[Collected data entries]
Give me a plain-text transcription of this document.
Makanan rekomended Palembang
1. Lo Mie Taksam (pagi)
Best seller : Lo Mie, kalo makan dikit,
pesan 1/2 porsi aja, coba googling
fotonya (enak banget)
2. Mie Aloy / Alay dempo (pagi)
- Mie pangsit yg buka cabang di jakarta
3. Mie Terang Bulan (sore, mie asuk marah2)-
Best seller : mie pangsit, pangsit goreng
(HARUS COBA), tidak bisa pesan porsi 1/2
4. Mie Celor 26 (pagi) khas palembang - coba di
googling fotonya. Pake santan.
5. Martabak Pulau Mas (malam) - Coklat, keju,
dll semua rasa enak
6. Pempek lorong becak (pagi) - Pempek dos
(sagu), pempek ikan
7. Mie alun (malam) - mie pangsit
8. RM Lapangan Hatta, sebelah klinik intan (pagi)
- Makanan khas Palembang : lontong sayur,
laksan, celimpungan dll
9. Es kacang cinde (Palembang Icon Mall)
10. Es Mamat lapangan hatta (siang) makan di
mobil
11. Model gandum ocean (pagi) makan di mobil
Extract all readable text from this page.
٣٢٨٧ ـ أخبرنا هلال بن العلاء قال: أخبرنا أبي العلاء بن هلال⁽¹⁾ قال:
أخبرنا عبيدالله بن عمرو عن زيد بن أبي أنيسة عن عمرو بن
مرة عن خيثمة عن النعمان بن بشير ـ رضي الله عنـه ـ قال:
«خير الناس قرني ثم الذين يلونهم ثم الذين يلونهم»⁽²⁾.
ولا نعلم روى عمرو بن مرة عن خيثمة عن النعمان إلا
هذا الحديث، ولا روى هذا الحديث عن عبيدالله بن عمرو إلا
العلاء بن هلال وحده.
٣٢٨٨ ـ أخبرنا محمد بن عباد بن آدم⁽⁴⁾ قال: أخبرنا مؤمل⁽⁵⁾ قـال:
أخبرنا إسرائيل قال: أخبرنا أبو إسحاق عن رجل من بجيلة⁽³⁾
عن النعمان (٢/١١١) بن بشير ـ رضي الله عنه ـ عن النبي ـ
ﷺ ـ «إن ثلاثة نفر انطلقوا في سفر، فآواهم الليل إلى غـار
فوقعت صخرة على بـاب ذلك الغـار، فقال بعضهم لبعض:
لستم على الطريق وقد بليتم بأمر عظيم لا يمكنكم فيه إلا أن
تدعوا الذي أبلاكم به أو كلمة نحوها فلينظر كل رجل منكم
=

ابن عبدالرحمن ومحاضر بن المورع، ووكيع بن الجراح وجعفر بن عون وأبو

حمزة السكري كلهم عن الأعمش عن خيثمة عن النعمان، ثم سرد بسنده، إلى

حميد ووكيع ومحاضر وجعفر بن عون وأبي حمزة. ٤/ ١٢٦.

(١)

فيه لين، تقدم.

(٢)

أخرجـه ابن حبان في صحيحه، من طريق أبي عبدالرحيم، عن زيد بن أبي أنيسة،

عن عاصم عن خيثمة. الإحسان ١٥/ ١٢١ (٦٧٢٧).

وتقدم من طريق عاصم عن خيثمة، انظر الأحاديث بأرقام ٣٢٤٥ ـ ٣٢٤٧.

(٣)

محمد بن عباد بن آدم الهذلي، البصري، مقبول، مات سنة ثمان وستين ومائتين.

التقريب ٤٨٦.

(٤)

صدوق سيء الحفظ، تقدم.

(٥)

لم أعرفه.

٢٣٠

**INSTRUCTIONS FOR THE TASK**:
Take every line that includes the string "porsi" and copy it.

**RESULT BELOW**:
pesan 1/2 porsi aja, coba googling
(HARUS COBA), tidak bisa pesan porsi 1/2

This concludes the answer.